● **Available data**:

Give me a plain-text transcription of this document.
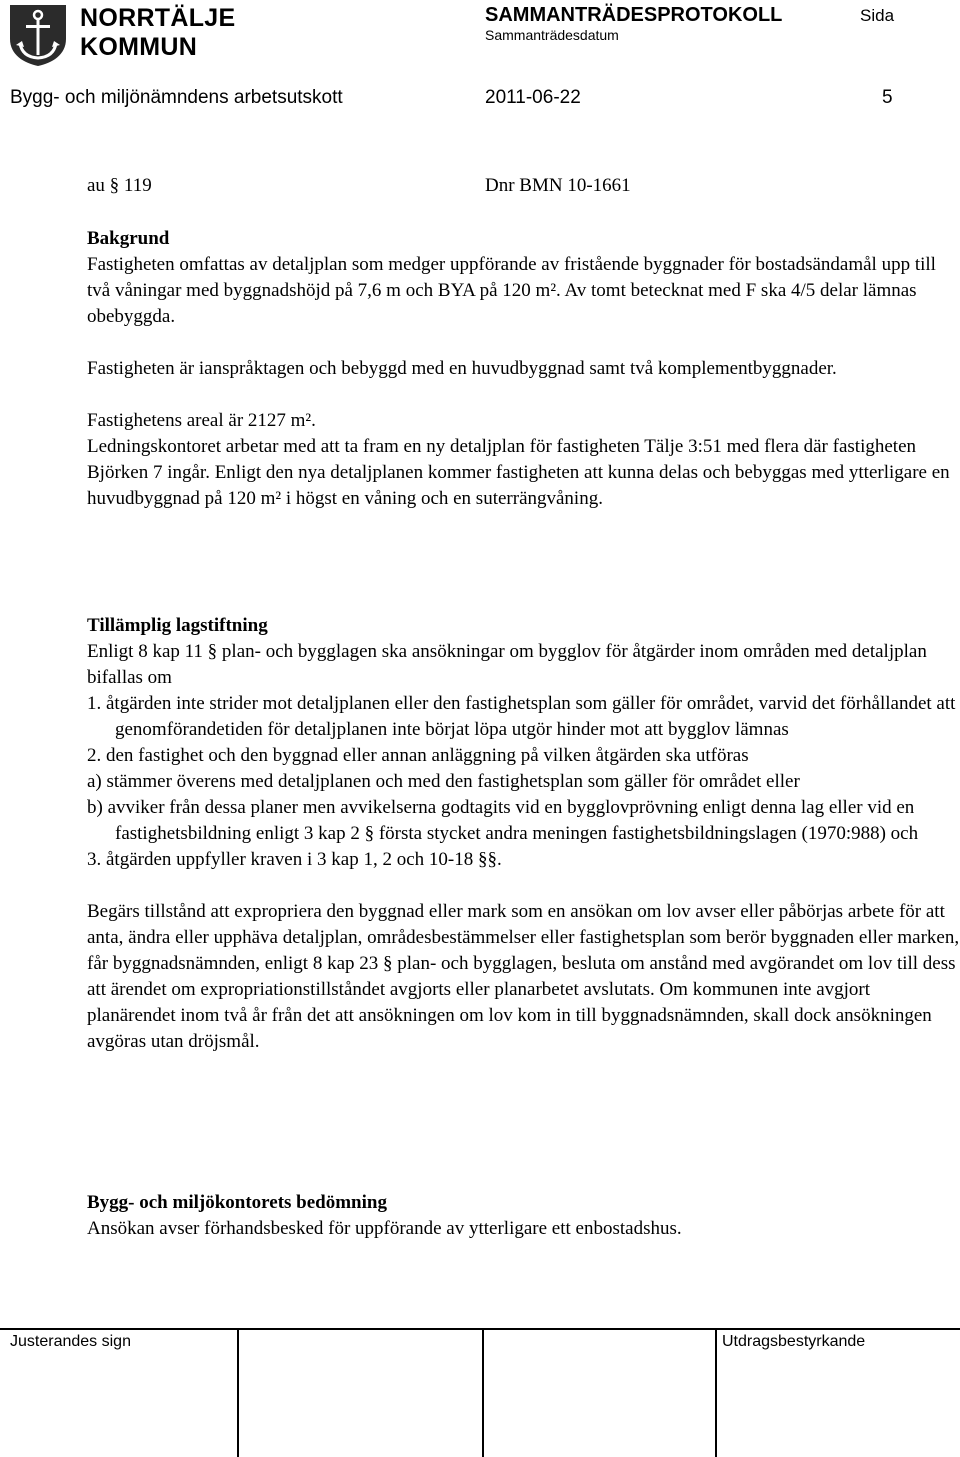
NORRTÄLJE
KOMMUN
SAMMANTRÄDESPROTOKOLL
Sammanträdesdatum
Sida
Bygg- och miljönämndens arbetsutskott	2011-06-22	5
au § 119	Dnr BMN 10-1661

Bakgrund

Fastigheten omfattas av detaljplan som medger uppförande av fristående byggnader för bostadsändamål upp till två våningar med byggnadshöjd på 7,6 m och BYA på 120 m². Av tomt betecknat med F ska 4/5 delar lämnas obebyggda.

Fastigheten är ianspråktagen och bebyggd med en huvudbyggnad samt två komplementbyggnader.

Fastighetens areal är 2127 m².

Ledningskontoret arbetar med att ta fram en ny detaljplan för fastigheten Tälje 3:51 med flera där fastigheten Björken 7 ingår. Enligt den nya detaljplanen kommer fastigheten att kunna delas och bebyggas med ytterligare en huvudbyggnad på 120 m² i högst en våning och en suterrängvåning.

Tillämplig lagstiftning

Enligt 8 kap 11 § plan- och bygglagen ska ansökningar om bygglov för åtgärder inom områden med detaljplan bifallas om

1. åtgärden inte strider mot detaljplanen eller den fastighetsplan som gäller för området, varvid det förhållandet att genomförandetiden för detaljplanen inte börjat löpa utgör hinder mot att bygglov lämnas

2. den fastighet och den byggnad eller annan anläggning på vilken åtgärden ska utföras

a) stämmer överens med detaljplanen och med den fastighetsplan som gäller för området eller

b) avviker från dessa planer men avvikelserna godtagits vid en bygglovprövning enligt denna lag eller vid en fastighetsbildning enligt 3 kap 2 § första stycket andra meningen fastighetsbildningslagen (1970:988) och

3. åtgärden uppfyller kraven i 3 kap 1, 2 och 10-18 §§.

Begärs tillstånd att expropriera den byggnad eller mark som en ansökan om lov avser eller påbörjas arbete för att anta, ändra eller upphäva detaljplan, områdesbestämmelser eller fastighetsplan som berör byggnaden eller marken, får byggnadsnämnden, enligt 8 kap 23 § plan- och bygglagen, besluta om anstånd med avgörandet om lov till dess att ärendet om expropriationstillståndet avgjorts eller planarbetet avslutats. Om kommunen inte avgjort planärendet inom två år från det att ansökningen om lov kom in till byggnadsnämnden, skall dock ansökningen avgöras utan dröjsmål.

Bygg- och miljökontorets bedömning

Ansökan avser förhandsbesked för uppförande av ytterligare ett enbostadshus.

Justerandes sign	Utdragsbestyrkande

● **Goal of the exercise**:
When a line in the records above holds "gäller", that line is to be reported.

● **Answer box**:
1. åtgärden inte strider mot detaljplanen eller den fastighetsplan som gäller för området, varvid det förhållandet att genomförandetiden för detaljplanen inte börjat löpa utgör hinder mot att bygglov lämnas
a) stämmer överens med detaljplanen och med den fastighetsplan som gäller för området eller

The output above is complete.